EXERCISE INSTRUCTIONS> Some lines in the listing below may include the string "this". How many are there? Give only the number.

──────────────────────────────

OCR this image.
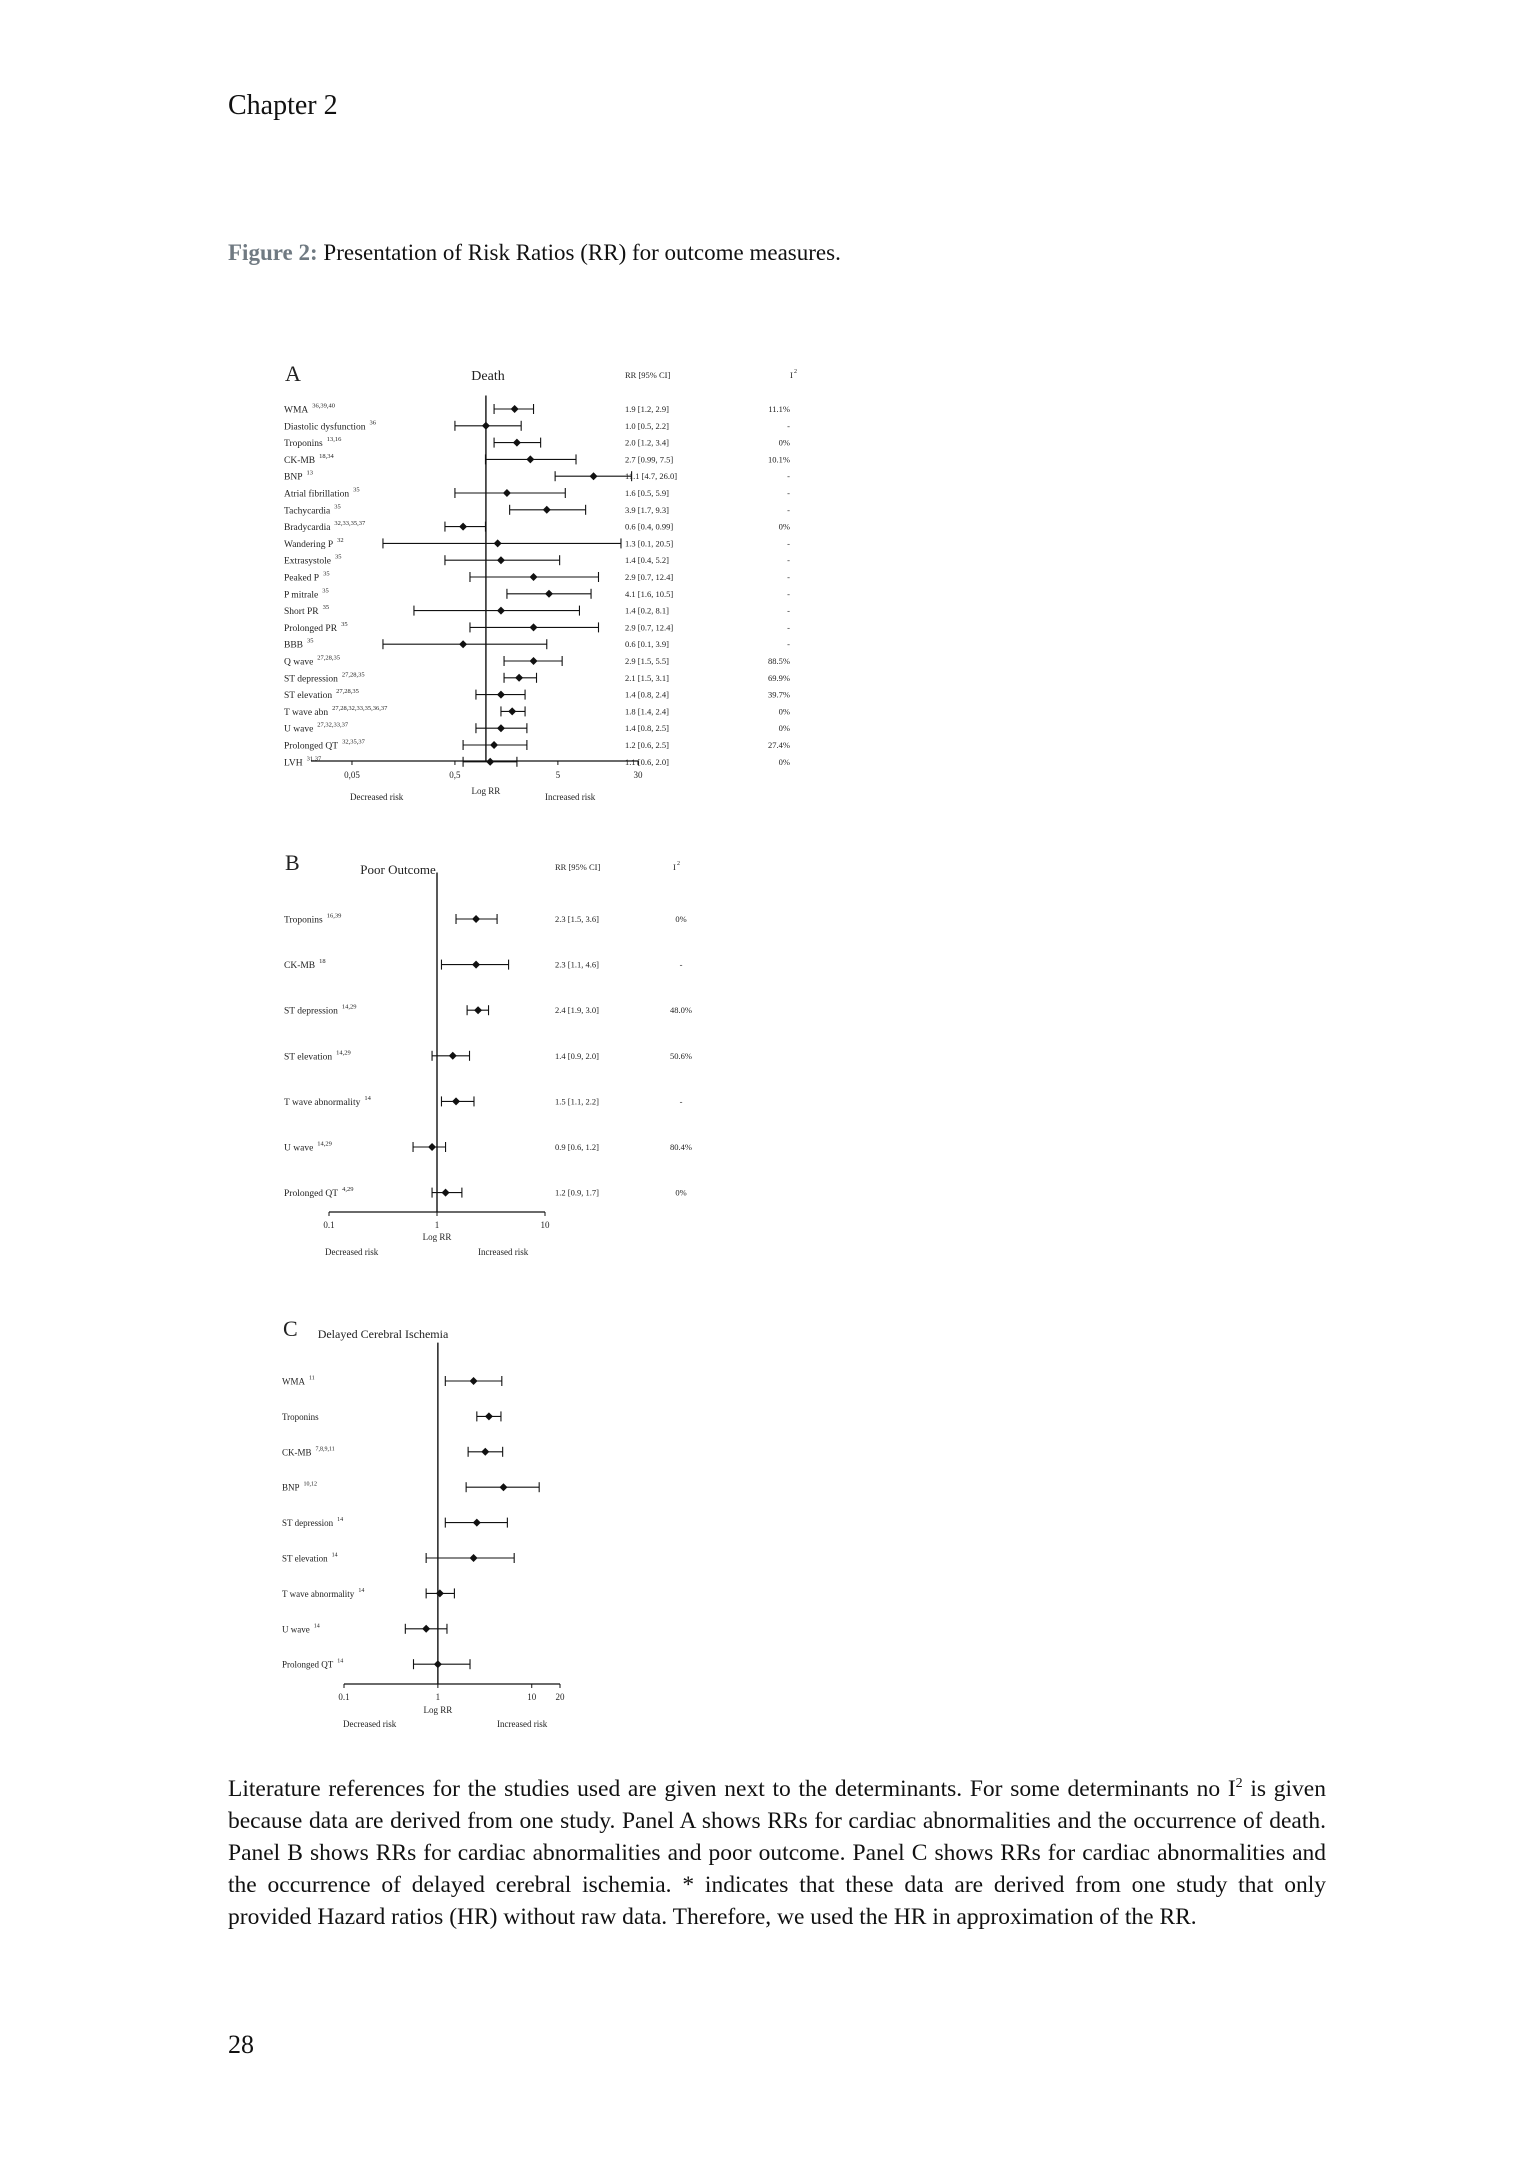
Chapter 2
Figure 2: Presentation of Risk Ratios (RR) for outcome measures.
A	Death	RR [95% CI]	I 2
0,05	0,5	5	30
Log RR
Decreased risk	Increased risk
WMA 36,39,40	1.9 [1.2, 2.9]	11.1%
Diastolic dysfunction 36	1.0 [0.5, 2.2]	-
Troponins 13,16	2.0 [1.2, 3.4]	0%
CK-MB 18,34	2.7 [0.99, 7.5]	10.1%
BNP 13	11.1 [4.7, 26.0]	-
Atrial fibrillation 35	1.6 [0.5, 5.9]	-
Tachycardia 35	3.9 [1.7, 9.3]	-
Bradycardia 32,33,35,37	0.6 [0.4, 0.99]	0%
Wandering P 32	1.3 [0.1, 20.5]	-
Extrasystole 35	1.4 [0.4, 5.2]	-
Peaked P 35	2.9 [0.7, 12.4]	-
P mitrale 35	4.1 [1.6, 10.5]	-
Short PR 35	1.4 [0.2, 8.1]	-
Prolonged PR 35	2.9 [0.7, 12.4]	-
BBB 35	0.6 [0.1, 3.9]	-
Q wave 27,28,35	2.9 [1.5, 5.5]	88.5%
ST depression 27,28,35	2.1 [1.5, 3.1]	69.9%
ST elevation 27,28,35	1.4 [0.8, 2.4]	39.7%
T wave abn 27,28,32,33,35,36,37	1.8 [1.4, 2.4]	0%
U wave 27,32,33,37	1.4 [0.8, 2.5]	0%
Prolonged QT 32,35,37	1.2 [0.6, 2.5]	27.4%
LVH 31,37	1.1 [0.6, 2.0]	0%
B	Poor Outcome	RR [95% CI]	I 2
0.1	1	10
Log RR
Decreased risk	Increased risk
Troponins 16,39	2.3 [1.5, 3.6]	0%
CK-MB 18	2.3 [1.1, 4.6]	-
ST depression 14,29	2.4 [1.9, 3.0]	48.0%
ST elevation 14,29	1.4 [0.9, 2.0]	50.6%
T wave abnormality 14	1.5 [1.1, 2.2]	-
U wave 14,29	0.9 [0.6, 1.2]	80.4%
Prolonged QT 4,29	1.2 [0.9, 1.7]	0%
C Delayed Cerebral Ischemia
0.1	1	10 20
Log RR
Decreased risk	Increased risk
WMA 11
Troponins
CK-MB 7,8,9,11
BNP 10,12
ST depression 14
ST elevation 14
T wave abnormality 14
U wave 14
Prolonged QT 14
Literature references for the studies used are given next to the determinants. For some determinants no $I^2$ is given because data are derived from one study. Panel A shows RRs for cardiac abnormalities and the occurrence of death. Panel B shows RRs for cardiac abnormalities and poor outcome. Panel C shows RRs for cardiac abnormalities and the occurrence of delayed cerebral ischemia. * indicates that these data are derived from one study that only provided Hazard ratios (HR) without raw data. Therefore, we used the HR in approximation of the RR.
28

──────────────────────────────

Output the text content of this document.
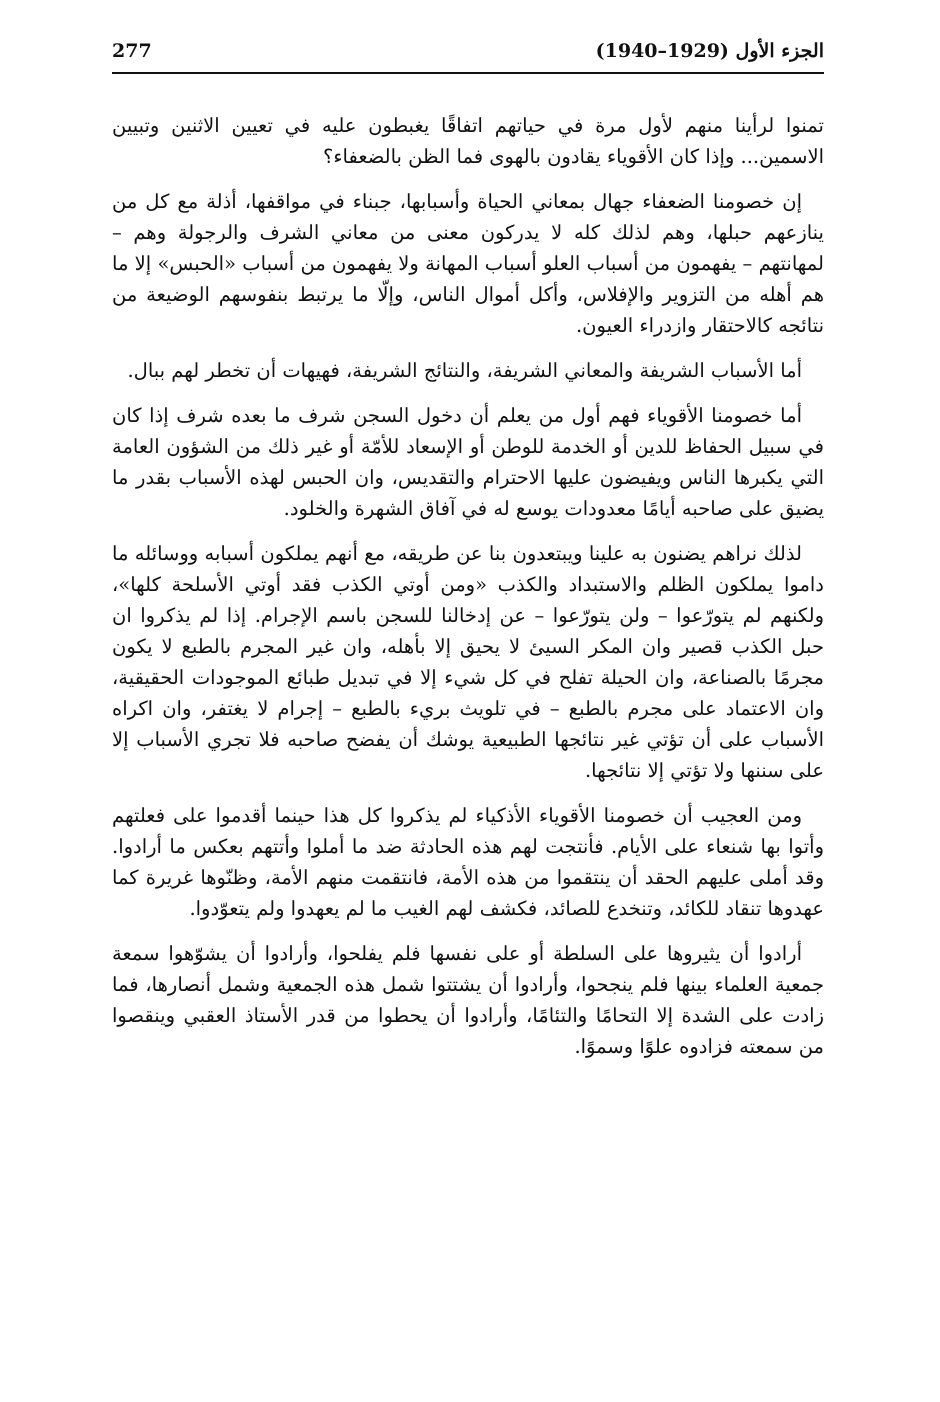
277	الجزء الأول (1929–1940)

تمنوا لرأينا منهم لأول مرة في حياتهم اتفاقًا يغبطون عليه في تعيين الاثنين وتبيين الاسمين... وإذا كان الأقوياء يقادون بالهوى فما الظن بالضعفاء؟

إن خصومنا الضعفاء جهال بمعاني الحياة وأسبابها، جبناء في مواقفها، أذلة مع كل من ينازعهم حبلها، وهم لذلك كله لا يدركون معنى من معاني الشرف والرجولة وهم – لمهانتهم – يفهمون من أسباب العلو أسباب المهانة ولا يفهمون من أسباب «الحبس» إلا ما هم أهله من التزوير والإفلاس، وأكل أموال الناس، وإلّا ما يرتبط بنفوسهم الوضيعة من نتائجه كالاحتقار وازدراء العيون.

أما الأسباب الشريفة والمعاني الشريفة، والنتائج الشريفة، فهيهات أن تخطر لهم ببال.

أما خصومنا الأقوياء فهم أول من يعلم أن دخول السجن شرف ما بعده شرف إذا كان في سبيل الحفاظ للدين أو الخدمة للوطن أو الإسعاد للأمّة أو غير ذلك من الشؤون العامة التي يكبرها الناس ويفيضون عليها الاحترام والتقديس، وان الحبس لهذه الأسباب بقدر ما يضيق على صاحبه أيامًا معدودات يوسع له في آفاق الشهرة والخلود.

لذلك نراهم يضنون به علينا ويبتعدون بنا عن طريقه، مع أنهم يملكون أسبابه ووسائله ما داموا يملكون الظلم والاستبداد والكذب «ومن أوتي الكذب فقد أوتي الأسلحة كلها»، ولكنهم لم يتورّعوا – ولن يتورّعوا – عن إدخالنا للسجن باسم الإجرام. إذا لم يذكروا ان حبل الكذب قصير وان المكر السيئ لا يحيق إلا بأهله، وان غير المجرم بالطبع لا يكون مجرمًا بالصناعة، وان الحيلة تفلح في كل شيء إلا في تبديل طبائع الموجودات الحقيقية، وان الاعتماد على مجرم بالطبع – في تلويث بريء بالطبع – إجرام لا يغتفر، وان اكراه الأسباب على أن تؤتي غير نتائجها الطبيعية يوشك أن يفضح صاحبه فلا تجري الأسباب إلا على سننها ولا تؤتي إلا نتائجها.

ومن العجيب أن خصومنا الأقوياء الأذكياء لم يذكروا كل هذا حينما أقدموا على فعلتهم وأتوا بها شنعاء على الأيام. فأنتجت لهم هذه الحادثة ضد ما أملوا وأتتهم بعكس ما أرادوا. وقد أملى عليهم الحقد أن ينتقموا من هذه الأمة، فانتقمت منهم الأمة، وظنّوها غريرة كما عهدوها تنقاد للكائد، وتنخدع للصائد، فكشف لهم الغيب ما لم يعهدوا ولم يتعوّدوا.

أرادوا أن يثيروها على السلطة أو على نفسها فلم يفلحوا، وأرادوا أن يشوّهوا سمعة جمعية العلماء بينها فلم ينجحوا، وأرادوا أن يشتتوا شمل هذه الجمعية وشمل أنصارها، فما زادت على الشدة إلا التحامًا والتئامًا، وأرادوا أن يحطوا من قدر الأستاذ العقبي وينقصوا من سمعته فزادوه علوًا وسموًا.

──────────────────────────────

SOLUTION TO THE EXERCISE> 2